● BRIEF:
Write out each line in which the string "SMERFS" is present.

● MATERIAL FOR THIS TASK:

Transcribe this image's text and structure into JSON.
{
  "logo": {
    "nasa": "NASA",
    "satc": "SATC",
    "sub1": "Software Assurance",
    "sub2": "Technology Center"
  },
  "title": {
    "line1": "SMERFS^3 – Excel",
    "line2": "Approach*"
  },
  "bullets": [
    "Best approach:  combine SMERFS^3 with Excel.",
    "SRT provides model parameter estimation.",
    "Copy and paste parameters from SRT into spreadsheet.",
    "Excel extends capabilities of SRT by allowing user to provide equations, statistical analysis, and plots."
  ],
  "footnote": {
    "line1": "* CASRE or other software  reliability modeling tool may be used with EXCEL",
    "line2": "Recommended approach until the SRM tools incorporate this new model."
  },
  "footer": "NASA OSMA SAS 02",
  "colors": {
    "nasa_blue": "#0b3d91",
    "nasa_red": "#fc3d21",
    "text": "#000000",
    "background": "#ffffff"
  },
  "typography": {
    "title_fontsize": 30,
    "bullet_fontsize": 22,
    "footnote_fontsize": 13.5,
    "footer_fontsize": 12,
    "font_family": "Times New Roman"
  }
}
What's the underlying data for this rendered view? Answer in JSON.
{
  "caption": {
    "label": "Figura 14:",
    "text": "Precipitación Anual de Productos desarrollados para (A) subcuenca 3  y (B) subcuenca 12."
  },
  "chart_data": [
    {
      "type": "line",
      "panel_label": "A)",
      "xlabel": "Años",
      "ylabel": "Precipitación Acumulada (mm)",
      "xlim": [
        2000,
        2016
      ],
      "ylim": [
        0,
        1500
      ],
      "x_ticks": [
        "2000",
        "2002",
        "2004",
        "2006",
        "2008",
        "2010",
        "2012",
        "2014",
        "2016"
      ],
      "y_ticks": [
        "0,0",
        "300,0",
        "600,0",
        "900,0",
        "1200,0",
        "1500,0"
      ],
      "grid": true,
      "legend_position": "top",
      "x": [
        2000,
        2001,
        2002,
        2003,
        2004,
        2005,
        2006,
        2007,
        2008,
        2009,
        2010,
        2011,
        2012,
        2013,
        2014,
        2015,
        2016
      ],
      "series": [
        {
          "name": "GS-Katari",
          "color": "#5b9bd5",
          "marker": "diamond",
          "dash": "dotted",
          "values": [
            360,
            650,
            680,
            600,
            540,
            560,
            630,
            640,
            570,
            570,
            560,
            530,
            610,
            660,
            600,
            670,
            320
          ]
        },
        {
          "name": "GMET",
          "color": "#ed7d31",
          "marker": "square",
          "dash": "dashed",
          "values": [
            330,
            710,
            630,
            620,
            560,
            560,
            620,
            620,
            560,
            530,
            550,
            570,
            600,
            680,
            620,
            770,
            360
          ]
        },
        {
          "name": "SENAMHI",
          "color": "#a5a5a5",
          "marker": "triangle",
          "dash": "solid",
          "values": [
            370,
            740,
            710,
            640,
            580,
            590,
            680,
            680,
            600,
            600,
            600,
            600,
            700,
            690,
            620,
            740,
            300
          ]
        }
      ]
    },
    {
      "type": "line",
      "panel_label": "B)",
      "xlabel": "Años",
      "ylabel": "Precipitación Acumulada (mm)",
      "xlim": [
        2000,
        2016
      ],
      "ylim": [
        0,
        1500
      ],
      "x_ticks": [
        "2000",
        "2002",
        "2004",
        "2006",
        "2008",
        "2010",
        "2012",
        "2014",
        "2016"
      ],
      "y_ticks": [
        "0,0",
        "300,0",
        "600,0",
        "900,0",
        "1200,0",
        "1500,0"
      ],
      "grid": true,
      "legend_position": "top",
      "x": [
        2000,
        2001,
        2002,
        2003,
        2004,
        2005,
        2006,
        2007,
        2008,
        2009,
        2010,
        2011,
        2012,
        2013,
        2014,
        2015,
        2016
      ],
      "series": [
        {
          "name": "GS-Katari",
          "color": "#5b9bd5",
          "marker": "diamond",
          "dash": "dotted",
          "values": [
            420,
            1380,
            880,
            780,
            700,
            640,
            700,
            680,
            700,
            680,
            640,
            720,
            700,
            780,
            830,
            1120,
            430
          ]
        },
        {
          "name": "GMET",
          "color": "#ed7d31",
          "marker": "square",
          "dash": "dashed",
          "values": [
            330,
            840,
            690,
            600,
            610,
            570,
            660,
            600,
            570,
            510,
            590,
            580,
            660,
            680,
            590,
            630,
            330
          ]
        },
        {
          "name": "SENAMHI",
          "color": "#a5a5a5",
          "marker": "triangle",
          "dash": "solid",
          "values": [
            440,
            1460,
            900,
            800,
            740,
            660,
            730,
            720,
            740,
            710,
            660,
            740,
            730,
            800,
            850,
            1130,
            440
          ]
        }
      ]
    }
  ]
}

● RESPONSE TO THE EXERCISE:
    "line1": "SMERFS^3 – Excel",
    "Best approach:  combine SMERFS^3 with Excel.",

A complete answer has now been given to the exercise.